# Start of Record set

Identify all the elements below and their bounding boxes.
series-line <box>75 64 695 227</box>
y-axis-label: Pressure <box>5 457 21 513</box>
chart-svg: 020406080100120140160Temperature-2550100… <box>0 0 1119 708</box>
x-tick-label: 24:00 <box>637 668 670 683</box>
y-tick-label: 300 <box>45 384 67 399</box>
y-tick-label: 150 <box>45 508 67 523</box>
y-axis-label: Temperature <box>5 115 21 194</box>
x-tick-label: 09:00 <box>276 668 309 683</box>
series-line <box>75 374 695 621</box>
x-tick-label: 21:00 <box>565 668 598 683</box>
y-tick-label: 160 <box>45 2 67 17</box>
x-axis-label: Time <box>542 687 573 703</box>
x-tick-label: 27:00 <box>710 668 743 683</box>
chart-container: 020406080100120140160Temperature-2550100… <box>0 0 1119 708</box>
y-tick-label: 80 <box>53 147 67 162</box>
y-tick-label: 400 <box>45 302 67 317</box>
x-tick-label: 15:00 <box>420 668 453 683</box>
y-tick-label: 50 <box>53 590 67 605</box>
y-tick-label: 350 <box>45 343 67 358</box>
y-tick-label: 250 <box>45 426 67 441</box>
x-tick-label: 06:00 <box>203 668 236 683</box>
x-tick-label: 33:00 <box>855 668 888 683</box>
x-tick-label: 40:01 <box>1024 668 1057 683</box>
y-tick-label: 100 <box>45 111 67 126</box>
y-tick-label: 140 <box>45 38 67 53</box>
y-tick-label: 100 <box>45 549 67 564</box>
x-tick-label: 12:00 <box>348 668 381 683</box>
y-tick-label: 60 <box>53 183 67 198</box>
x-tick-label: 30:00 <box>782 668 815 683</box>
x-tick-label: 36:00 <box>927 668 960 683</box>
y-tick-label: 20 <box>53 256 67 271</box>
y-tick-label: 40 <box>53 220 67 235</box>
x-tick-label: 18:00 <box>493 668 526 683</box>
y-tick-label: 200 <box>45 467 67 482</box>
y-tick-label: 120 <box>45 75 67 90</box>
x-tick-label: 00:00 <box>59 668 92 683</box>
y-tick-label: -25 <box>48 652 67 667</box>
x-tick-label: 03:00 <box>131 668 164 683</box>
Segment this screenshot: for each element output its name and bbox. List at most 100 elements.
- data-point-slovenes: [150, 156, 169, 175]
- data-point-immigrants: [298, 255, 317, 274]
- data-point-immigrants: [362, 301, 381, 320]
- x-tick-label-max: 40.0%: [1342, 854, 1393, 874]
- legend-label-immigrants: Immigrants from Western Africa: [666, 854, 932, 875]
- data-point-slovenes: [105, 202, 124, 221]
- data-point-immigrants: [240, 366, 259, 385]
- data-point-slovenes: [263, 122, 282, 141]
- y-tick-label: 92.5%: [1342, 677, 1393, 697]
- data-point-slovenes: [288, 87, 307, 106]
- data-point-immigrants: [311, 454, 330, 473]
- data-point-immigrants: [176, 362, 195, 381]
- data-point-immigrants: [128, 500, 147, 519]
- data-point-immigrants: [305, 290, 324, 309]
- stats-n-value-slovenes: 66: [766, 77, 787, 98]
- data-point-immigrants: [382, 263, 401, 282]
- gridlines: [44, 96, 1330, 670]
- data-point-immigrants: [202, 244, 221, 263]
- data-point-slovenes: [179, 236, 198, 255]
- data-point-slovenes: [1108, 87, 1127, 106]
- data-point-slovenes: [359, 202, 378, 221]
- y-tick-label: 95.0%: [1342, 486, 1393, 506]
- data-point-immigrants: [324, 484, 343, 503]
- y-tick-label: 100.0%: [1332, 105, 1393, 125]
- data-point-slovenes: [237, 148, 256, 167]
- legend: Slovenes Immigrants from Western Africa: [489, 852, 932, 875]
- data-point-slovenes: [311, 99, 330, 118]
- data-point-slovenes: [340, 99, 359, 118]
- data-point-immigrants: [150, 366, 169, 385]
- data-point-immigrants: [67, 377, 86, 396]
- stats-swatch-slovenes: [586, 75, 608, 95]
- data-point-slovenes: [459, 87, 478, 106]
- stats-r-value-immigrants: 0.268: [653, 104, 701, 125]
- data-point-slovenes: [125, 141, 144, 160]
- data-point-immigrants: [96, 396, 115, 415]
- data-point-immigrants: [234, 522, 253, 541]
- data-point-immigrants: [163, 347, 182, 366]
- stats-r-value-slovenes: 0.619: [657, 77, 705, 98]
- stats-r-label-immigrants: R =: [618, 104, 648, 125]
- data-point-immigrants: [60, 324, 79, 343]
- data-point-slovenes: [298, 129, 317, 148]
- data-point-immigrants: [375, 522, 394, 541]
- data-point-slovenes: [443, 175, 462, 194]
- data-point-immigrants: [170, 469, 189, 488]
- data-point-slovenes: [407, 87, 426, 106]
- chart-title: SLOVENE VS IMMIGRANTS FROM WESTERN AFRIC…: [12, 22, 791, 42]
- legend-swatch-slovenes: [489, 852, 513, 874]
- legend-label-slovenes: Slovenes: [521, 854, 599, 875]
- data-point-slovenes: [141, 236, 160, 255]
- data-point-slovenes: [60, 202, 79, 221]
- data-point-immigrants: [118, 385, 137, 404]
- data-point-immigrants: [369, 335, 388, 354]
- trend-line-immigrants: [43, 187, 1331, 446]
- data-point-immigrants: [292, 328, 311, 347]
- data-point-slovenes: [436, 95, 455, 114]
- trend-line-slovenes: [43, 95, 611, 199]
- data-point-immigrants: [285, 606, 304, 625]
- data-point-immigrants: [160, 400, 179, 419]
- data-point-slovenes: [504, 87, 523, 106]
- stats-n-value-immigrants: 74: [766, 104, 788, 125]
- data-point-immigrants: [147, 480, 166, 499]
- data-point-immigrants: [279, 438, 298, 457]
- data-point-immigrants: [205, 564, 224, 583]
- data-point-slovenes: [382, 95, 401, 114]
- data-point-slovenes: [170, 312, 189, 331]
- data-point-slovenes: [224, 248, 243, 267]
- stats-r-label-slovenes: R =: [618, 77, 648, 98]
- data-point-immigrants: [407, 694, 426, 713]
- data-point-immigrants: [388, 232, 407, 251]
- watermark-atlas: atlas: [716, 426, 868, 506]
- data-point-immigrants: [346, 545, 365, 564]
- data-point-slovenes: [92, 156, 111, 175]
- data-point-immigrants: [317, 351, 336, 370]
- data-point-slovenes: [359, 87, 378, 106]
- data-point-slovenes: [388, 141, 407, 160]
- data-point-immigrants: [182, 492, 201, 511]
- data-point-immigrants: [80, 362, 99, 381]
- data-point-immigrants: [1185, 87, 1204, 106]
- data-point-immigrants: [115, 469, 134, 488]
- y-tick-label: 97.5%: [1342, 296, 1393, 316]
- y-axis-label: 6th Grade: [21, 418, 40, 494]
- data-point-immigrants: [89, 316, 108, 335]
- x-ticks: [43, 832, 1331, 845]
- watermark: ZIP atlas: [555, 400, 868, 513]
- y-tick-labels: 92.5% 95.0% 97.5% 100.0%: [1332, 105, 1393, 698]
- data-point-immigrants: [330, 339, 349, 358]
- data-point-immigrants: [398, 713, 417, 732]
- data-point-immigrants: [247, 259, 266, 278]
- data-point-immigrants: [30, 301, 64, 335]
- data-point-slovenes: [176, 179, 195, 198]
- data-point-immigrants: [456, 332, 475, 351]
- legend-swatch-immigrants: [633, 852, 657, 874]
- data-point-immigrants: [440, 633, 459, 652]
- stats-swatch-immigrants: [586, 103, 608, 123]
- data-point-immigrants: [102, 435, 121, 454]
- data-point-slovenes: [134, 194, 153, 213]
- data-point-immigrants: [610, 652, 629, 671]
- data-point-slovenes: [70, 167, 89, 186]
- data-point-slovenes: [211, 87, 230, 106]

# End of Record set

■ What the exercise asks ■
Reproduce every line of the records above character for character, with no changes.

■ Final answer ■
Identify all the elements below and their bounding boxes.
series-line <box>75 64 695 227</box>
y-axis-label: Pressure <box>5 457 21 513</box>
chart-svg: 020406080100120140160Temperature-2550100… <box>0 0 1119 708</box>
x-tick-label: 24:00 <box>637 668 670 683</box>
y-tick-label: 300 <box>45 384 67 399</box>
y-tick-label: 150 <box>45 508 67 523</box>
y-axis-label: Temperature <box>5 115 21 194</box>
x-tick-label: 09:00 <box>276 668 309 683</box>
series-line <box>75 374 695 621</box>
x-tick-label: 21:00 <box>565 668 598 683</box>
y-tick-label: 160 <box>45 2 67 17</box>
x-axis-label: Time <box>542 687 573 703</box>
x-tick-label: 27:00 <box>710 668 743 683</box>
chart-container: 020406080100120140160Temperature-2550100… <box>0 0 1119 708</box>
y-tick-label: 80 <box>53 147 67 162</box>
y-tick-label: 400 <box>45 302 67 317</box>
x-tick-label: 15:00 <box>420 668 453 683</box>
y-tick-label: 50 <box>53 590 67 605</box>
y-tick-label: 350 <box>45 343 67 358</box>
y-tick-label: 250 <box>45 426 67 441</box>
x-tick-label: 06:00 <box>203 668 236 683</box>
x-tick-label: 33:00 <box>855 668 888 683</box>
x-tick-label: 40:01 <box>1024 668 1057 683</box>
y-tick-label: 100 <box>45 111 67 126</box>
y-tick-label: 140 <box>45 38 67 53</box>
y-tick-label: 100 <box>45 549 67 564</box>
x-tick-label: 12:00 <box>348 668 381 683</box>
y-tick-label: 60 <box>53 183 67 198</box>
x-tick-label: 30:00 <box>782 668 815 683</box>
x-tick-label: 36:00 <box>927 668 960 683</box>
y-tick-label: 20 <box>53 256 67 271</box>
y-tick-label: 40 <box>53 220 67 235</box>
x-tick-label: 18:00 <box>493 668 526 683</box>
y-tick-label: 200 <box>45 467 67 482</box>
y-tick-label: 120 <box>45 75 67 90</box>
x-tick-label: 00:00 <box>59 668 92 683</box>
y-tick-label: -25 <box>48 652 67 667</box>
x-tick-label: 03:00 <box>131 668 164 683</box>
Segment this screenshot: for each element output its name and bbox. List at most 100 elements.
- data-point-slovenes: [150, 156, 169, 175]
- data-point-immigrants: [298, 255, 317, 274]
- data-point-immigrants: [362, 301, 381, 320]
- x-tick-label-max: 40.0%: [1342, 854, 1393, 874]
- legend-label-immigrants: Immigrants from Western Africa: [666, 854, 932, 875]
- data-point-slovenes: [105, 202, 124, 221]
- data-point-immigrants: [240, 366, 259, 385]
- data-point-slovenes: [263, 122, 282, 141]
- y-tick-label: 92.5%: [1342, 677, 1393, 697]
- data-point-slovenes: [288, 87, 307, 106]
- data-point-immigrants: [311, 454, 330, 473]
- data-point-immigrants: [176, 362, 195, 381]
- data-point-immigrants: [128, 500, 147, 519]
- data-point-immigrants: [305, 290, 324, 309]
- stats-n-value-slovenes: 66: [766, 77, 787, 98]
- data-point-immigrants: [382, 263, 401, 282]
- gridlines: [44, 96, 1330, 670]
- data-point-immigrants: [202, 244, 221, 263]
- data-point-slovenes: [179, 236, 198, 255]
- data-point-slovenes: [1108, 87, 1127, 106]
- data-point-slovenes: [359, 202, 378, 221]
- y-tick-label: 95.0%: [1342, 486, 1393, 506]
- data-point-immigrants: [324, 484, 343, 503]
- y-tick-label: 100.0%: [1332, 105, 1393, 125]
- data-point-slovenes: [237, 148, 256, 167]
- legend: Slovenes Immigrants from Western Africa: [489, 852, 932, 875]
- data-point-slovenes: [311, 99, 330, 118]
- data-point-slovenes: [340, 99, 359, 118]
- data-point-immigrants: [150, 366, 169, 385]
- data-point-immigrants: [67, 377, 86, 396]
- stats-swatch-slovenes: [586, 75, 608, 95]
- data-point-slovenes: [459, 87, 478, 106]
- stats-r-value-immigrants: 0.268: [653, 104, 701, 125]
- data-point-slovenes: [125, 141, 144, 160]
- data-point-immigrants: [96, 396, 115, 415]
- data-point-immigrants: [234, 522, 253, 541]
- data-point-immigrants: [163, 347, 182, 366]
- stats-r-value-slovenes: 0.619: [657, 77, 705, 98]
- stats-r-label-immigrants: R =: [618, 104, 648, 125]
- data-point-immigrants: [60, 324, 79, 343]
- data-point-slovenes: [298, 129, 317, 148]
- data-point-immigrants: [375, 522, 394, 541]
- data-point-slovenes: [443, 175, 462, 194]
- data-point-immigrants: [170, 469, 189, 488]
- data-point-slovenes: [407, 87, 426, 106]
- chart-title: SLOVENE VS IMMIGRANTS FROM WESTERN AFRIC…: [12, 22, 791, 42]
- legend-swatch-slovenes: [489, 852, 513, 874]
- legend-label-slovenes: Slovenes: [521, 854, 599, 875]
- data-point-slovenes: [141, 236, 160, 255]
- data-point-slovenes: [60, 202, 79, 221]
- data-point-immigrants: [118, 385, 137, 404]
- data-point-immigrants: [369, 335, 388, 354]
- trend-line-immigrants: [43, 187, 1331, 446]
- data-point-immigrants: [292, 328, 311, 347]
- data-point-slovenes: [436, 95, 455, 114]
- trend-line-slovenes: [43, 95, 611, 199]
- data-point-immigrants: [285, 606, 304, 625]
- data-point-immigrants: [160, 400, 179, 419]
- data-point-slovenes: [504, 87, 523, 106]
- stats-n-value-immigrants: 74: [766, 104, 788, 125]
- data-point-immigrants: [147, 480, 166, 499]
- data-point-immigrants: [279, 438, 298, 457]
- data-point-immigrants: [205, 564, 224, 583]
- data-point-slovenes: [382, 95, 401, 114]
- data-point-slovenes: [170, 312, 189, 331]
- data-point-slovenes: [224, 248, 243, 267]
- stats-r-label-slovenes: R =: [618, 77, 648, 98]
- data-point-immigrants: [407, 694, 426, 713]
- data-point-immigrants: [388, 232, 407, 251]
- watermark-atlas: atlas: [716, 426, 868, 506]
- data-point-immigrants: [346, 545, 365, 564]
- data-point-slovenes: [92, 156, 111, 175]
- data-point-immigrants: [317, 351, 336, 370]
- data-point-slovenes: [359, 87, 378, 106]
- data-point-slovenes: [388, 141, 407, 160]
- data-point-immigrants: [182, 492, 201, 511]
- data-point-immigrants: [80, 362, 99, 381]
- data-point-immigrants: [1185, 87, 1204, 106]
- data-point-immigrants: [115, 469, 134, 488]
- y-tick-label: 97.5%: [1342, 296, 1393, 316]
- y-axis-label: 6th Grade: [21, 418, 40, 494]
- data-point-immigrants: [89, 316, 108, 335]
- x-ticks: [43, 832, 1331, 845]
- watermark: ZIP atlas: [555, 400, 868, 513]
- y-tick-labels: 92.5% 95.0% 97.5% 100.0%: [1332, 105, 1393, 698]
- data-point-immigrants: [330, 339, 349, 358]
- data-point-immigrants: [398, 713, 417, 732]
- data-point-immigrants: [247, 259, 266, 278]
- data-point-immigrants: [30, 301, 64, 335]
- data-point-slovenes: [176, 179, 195, 198]
- data-point-immigrants: [456, 332, 475, 351]
- legend-swatch-immigrants: [633, 852, 657, 874]
- data-point-immigrants: [440, 633, 459, 652]
- stats-swatch-immigrants: [586, 103, 608, 123]
- data-point-immigrants: [102, 435, 121, 454]
- data-point-slovenes: [134, 194, 153, 213]
- data-point-immigrants: [610, 652, 629, 671]
- data-point-slovenes: [70, 167, 89, 186]
- data-point-slovenes: [211, 87, 230, 106]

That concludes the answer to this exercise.